Each line that contains the string "国家发展改革委" counts once; report how many such lines appear in the data, as a number only.

_Records_.
_ _ _ _ _
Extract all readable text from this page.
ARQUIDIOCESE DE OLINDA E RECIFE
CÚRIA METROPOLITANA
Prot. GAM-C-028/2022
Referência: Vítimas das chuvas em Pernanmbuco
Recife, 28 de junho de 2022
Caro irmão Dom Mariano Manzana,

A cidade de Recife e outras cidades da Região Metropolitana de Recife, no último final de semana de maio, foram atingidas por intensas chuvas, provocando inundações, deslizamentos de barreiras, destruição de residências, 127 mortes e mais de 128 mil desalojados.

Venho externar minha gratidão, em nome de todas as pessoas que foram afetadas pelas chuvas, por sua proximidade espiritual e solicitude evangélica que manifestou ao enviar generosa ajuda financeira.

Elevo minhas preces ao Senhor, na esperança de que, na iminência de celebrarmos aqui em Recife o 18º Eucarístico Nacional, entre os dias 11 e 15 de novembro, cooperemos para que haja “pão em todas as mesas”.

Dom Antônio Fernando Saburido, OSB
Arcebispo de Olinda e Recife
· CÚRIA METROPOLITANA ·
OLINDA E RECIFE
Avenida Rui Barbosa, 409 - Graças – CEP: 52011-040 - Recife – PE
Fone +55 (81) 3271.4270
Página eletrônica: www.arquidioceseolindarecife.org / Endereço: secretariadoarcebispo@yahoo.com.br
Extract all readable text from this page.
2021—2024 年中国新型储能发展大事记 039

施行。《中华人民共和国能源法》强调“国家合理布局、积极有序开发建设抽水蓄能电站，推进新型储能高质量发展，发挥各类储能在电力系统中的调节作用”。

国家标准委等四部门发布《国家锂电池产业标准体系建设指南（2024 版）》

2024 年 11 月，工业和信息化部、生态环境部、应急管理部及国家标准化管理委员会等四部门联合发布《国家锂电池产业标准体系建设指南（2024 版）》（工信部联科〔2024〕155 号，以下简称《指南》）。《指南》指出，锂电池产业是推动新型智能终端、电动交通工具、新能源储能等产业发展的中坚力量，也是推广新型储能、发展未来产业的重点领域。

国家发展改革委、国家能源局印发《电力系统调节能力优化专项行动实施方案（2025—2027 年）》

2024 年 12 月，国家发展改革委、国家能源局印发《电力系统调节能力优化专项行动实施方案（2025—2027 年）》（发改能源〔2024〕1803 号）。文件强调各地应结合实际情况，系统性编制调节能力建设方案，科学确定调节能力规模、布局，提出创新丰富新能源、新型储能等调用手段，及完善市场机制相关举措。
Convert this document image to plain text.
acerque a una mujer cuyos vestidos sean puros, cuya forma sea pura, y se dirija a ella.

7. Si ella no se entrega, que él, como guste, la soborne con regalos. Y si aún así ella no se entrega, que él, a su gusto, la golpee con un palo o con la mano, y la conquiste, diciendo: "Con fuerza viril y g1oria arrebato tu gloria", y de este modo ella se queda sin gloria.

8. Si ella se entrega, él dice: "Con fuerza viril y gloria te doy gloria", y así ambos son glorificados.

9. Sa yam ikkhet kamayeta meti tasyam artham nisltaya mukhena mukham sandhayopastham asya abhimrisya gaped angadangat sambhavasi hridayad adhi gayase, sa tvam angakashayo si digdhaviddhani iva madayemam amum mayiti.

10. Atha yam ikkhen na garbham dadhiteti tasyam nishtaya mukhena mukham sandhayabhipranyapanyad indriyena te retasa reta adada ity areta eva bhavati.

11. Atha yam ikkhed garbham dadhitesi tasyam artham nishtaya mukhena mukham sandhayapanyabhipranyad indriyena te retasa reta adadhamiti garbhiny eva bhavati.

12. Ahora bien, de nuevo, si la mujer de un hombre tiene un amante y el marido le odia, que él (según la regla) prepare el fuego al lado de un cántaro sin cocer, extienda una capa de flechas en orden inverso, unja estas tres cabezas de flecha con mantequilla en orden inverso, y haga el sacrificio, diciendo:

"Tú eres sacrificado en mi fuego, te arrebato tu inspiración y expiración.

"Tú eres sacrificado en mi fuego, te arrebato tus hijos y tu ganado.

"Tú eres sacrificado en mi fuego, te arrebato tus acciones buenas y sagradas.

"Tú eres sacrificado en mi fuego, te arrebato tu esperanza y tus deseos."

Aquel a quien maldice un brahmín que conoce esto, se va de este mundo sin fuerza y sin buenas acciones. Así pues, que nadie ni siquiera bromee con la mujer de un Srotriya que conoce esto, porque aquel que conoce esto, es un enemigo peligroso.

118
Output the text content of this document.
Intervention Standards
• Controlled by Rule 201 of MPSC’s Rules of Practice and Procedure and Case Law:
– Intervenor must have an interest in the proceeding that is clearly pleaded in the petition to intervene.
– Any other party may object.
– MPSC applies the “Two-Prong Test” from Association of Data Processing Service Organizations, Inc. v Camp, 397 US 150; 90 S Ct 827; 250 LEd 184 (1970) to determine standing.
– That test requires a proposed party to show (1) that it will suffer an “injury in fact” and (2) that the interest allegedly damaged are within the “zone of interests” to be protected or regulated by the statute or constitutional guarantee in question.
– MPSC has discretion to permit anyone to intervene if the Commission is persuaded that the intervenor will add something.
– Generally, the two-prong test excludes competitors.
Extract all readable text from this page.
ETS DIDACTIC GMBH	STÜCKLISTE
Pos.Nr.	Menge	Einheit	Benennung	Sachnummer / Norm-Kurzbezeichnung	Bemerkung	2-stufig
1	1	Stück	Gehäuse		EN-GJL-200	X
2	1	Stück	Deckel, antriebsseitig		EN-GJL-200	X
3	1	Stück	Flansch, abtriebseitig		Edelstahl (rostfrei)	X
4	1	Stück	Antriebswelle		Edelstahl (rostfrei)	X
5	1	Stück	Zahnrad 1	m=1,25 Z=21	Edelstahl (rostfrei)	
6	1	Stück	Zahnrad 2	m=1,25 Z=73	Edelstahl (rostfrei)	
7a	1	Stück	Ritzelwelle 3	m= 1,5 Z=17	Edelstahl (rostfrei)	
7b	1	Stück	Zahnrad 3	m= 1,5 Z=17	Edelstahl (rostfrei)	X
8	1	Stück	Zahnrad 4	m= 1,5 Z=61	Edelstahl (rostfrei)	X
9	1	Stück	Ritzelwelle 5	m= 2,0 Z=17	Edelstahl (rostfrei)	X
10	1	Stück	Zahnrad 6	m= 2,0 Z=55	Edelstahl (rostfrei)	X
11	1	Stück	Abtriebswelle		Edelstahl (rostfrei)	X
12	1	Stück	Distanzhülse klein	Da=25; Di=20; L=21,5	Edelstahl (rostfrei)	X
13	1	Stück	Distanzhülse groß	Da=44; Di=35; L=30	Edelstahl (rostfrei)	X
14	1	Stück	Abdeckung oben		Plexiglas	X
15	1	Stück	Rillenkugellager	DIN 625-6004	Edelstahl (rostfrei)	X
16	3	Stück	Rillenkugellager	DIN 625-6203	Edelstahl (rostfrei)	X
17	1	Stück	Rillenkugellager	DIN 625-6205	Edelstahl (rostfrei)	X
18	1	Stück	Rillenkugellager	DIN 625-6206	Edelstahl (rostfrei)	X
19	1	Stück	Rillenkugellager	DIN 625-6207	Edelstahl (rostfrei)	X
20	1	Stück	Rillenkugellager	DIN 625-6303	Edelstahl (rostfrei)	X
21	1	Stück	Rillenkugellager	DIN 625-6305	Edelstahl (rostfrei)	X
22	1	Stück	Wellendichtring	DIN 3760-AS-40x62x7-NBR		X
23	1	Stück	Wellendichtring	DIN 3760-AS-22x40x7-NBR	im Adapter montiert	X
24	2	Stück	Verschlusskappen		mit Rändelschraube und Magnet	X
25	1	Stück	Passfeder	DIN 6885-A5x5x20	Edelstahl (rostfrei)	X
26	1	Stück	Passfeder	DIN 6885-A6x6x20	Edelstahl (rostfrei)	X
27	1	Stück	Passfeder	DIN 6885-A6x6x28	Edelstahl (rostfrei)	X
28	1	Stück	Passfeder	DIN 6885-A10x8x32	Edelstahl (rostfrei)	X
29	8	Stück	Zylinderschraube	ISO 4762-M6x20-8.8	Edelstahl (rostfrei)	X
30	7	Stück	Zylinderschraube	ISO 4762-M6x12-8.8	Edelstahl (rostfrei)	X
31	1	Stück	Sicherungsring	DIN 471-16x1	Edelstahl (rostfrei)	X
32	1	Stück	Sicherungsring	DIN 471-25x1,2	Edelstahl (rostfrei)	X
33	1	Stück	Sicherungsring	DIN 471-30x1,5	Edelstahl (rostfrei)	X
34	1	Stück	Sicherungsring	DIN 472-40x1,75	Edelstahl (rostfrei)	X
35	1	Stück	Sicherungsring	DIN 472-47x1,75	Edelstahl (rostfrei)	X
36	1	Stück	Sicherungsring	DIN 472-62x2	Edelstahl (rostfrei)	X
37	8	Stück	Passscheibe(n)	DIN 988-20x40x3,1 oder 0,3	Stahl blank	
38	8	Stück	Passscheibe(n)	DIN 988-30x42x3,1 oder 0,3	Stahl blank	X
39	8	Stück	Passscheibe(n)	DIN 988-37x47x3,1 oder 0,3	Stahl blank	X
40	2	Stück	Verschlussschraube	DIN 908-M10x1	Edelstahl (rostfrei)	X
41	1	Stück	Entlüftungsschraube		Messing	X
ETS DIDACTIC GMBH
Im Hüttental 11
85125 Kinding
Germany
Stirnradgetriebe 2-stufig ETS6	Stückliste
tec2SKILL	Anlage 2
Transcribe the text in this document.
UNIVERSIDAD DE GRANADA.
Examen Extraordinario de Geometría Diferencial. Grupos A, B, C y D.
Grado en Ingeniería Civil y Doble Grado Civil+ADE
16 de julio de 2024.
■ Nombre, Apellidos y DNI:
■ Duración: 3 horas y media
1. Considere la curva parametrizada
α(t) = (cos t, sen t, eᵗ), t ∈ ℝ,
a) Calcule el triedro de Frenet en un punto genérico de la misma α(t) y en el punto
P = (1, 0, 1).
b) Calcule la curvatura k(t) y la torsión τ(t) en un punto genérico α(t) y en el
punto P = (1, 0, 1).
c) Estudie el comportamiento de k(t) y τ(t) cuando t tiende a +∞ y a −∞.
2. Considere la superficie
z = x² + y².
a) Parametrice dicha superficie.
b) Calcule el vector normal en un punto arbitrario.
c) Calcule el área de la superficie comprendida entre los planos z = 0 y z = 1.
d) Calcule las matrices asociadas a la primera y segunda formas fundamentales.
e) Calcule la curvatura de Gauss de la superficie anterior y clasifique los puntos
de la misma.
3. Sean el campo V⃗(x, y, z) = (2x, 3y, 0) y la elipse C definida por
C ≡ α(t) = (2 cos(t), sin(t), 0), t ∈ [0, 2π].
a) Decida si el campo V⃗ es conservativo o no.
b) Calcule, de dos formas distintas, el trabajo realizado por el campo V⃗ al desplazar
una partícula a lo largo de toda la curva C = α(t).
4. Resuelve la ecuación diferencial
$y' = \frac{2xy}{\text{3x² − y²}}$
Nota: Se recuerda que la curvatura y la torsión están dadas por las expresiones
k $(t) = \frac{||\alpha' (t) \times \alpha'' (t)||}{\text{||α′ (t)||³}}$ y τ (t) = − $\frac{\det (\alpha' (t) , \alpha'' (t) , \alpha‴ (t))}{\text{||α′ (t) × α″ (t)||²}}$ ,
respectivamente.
_ _ _ _ _
_Exercise solution_.
2